_TASK BRIEF:_ Find the string "документов" and gather every line that holds it.

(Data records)
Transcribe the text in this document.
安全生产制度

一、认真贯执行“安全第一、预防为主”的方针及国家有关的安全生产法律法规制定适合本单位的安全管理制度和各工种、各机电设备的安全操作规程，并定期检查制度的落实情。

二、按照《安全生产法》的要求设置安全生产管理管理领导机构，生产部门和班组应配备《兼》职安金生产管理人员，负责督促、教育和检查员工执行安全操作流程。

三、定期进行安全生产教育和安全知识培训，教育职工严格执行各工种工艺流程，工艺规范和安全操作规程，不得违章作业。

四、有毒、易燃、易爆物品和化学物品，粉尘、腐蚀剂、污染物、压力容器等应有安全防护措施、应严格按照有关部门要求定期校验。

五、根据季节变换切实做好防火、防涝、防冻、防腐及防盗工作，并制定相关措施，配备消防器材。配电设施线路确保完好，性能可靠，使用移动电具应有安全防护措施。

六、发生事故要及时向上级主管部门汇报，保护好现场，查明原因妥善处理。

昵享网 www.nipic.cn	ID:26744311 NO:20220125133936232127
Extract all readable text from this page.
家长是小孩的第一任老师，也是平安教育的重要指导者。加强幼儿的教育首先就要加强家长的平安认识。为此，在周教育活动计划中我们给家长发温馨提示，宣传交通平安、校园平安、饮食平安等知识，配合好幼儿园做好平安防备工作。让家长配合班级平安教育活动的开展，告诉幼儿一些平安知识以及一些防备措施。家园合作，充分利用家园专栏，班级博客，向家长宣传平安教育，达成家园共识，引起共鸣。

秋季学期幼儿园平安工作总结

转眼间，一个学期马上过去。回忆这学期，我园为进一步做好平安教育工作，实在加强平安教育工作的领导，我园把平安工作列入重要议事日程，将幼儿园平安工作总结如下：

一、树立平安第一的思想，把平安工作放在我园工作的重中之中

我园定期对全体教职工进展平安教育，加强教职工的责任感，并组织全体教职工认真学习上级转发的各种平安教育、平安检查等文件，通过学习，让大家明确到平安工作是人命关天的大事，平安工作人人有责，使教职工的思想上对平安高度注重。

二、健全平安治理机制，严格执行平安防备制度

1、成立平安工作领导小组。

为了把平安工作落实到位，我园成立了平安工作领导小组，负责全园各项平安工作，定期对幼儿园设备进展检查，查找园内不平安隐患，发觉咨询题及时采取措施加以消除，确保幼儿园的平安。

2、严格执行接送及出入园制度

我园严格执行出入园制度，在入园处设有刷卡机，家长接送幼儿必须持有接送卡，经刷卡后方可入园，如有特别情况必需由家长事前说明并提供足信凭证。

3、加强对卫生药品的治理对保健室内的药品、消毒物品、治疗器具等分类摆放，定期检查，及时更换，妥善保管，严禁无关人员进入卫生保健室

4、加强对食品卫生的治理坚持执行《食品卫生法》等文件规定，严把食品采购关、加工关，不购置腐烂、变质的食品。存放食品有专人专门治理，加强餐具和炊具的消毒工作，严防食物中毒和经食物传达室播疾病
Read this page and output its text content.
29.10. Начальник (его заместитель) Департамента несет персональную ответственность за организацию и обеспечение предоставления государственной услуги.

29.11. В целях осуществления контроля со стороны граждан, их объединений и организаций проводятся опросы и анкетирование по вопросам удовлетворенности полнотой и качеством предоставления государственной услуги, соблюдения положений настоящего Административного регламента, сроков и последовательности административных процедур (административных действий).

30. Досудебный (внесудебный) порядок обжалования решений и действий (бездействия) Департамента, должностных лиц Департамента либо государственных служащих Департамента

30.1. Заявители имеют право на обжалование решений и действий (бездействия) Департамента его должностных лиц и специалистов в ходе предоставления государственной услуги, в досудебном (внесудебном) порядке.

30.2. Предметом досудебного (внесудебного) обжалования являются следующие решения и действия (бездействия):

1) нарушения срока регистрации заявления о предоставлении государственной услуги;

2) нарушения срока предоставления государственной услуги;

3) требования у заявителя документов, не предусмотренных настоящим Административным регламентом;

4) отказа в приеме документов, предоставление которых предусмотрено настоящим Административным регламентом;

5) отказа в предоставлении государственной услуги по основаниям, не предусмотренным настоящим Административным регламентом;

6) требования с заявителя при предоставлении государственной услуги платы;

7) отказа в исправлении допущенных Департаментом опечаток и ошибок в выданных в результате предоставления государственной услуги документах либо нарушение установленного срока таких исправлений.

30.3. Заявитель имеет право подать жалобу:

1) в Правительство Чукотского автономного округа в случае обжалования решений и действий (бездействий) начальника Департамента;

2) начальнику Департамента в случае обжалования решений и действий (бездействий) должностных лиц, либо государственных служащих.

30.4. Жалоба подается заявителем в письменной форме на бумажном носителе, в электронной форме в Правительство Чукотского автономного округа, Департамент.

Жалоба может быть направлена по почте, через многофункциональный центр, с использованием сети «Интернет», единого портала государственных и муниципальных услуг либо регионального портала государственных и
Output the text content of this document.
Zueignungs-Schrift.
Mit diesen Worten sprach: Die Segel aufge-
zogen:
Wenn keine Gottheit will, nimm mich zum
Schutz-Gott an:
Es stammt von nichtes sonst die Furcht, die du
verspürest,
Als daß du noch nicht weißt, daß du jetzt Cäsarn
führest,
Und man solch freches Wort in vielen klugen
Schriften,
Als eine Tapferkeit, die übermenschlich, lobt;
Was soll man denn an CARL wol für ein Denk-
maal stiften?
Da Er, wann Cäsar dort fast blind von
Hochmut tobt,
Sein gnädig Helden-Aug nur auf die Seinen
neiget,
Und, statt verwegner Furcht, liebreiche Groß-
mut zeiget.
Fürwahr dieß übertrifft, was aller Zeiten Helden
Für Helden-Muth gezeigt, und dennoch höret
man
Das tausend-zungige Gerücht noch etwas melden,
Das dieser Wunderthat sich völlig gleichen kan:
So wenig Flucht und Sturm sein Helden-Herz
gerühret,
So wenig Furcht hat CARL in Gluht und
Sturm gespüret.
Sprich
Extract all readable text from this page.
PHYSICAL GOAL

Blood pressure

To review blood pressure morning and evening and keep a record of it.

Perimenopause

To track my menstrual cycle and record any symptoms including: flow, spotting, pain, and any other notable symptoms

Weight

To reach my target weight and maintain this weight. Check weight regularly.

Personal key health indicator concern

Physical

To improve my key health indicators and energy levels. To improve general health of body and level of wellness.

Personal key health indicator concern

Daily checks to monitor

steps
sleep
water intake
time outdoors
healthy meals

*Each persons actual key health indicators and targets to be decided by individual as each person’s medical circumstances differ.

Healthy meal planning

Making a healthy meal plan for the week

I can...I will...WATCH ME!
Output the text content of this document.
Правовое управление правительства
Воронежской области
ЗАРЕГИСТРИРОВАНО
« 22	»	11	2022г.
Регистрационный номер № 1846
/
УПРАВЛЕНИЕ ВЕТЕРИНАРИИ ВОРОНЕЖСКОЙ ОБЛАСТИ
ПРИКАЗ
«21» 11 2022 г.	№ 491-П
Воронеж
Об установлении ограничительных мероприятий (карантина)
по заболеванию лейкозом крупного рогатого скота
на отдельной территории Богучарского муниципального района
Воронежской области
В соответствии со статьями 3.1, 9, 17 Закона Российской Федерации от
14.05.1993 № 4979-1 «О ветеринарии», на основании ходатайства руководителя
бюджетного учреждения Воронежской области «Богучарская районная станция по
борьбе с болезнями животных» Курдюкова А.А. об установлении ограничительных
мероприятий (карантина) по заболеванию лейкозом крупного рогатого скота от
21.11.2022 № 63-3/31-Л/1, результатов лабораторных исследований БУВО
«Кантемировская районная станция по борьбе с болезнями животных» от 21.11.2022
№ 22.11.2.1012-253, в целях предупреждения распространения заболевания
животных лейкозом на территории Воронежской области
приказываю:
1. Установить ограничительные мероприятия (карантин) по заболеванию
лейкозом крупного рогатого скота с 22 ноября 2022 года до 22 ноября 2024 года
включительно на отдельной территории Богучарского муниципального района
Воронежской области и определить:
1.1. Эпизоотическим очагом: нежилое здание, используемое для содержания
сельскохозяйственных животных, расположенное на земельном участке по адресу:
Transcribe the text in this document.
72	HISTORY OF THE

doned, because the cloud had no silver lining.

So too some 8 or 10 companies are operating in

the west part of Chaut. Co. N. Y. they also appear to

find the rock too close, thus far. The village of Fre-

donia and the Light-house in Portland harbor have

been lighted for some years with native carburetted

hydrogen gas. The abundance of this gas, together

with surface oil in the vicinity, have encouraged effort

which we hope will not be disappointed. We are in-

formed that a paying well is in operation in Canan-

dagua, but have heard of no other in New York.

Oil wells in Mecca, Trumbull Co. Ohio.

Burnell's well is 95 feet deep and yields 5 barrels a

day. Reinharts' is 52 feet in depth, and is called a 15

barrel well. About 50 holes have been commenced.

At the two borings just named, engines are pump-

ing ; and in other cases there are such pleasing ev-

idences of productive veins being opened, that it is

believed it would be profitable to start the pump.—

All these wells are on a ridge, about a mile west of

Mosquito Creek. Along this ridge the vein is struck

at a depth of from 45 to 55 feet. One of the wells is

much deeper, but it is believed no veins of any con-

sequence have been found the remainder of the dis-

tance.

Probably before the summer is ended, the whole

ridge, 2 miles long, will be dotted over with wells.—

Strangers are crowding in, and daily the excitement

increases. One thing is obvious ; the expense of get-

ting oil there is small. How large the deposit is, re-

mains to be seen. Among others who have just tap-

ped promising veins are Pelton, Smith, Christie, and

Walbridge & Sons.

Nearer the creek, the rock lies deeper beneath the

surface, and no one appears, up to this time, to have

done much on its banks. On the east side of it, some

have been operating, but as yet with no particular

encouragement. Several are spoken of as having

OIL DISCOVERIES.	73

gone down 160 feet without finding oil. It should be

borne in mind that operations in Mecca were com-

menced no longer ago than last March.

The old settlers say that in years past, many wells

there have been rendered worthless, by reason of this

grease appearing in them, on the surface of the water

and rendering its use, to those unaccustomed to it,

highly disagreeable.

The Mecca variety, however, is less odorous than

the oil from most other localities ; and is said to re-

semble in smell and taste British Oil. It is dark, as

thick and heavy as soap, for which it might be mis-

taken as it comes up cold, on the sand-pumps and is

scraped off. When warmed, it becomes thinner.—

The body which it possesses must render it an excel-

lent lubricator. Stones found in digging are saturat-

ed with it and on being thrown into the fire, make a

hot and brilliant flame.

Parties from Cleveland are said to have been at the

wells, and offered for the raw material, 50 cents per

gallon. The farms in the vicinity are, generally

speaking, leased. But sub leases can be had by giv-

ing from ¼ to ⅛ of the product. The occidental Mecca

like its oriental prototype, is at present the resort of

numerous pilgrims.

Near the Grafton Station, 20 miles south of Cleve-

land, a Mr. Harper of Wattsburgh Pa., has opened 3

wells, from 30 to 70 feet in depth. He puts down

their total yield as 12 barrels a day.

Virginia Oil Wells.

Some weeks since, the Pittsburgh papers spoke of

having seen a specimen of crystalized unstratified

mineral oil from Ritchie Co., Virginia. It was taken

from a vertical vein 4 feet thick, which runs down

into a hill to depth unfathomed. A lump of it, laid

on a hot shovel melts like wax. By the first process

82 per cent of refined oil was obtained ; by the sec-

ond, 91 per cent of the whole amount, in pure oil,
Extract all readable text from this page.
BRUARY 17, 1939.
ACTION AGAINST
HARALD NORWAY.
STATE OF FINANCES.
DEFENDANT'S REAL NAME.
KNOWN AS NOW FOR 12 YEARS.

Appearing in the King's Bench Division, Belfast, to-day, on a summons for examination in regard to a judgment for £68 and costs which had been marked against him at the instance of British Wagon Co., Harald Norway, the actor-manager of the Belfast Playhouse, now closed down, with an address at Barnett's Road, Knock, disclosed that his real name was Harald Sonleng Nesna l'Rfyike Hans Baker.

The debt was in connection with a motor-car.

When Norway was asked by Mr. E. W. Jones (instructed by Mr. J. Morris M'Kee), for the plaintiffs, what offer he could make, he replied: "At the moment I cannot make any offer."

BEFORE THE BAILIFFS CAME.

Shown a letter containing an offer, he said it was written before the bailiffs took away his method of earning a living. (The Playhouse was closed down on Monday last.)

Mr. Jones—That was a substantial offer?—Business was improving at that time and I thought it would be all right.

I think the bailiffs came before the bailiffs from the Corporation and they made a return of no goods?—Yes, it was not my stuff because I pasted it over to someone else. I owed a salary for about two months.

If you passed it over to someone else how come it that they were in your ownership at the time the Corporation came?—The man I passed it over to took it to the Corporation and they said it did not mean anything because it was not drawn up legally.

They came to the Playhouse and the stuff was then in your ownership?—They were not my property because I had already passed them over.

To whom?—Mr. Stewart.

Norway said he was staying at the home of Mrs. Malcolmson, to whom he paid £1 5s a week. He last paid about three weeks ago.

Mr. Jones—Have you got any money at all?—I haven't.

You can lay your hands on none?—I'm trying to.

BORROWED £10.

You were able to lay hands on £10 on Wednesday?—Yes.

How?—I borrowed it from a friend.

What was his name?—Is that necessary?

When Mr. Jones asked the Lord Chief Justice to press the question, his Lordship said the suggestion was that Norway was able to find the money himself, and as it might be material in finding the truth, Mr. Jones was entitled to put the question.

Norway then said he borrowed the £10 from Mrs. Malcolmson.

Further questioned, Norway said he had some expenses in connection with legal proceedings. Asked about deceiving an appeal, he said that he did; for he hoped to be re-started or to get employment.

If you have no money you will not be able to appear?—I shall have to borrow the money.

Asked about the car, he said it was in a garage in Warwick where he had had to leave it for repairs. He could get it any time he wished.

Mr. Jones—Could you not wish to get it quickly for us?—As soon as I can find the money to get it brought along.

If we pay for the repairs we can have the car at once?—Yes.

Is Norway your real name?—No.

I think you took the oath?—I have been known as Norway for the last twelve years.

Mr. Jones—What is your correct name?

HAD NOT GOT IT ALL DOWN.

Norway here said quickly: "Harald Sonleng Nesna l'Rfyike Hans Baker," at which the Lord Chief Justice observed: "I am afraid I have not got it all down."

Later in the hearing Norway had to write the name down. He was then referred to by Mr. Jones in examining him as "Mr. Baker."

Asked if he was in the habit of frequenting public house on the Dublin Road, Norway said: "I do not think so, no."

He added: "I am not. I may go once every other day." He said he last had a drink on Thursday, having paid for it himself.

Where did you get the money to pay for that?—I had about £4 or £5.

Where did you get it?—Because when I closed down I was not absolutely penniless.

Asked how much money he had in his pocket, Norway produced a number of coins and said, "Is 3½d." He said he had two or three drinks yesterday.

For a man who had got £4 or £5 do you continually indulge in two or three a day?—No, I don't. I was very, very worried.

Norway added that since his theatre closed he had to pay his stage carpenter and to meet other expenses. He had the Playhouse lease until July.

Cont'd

_FINISHED TASK:_
3) требования у заявителя документов, не предусмотренных настоящим Административным регламентом;
4) отказа в приеме документов, предоставление которых предусмотрено настоящим Административным регламентом;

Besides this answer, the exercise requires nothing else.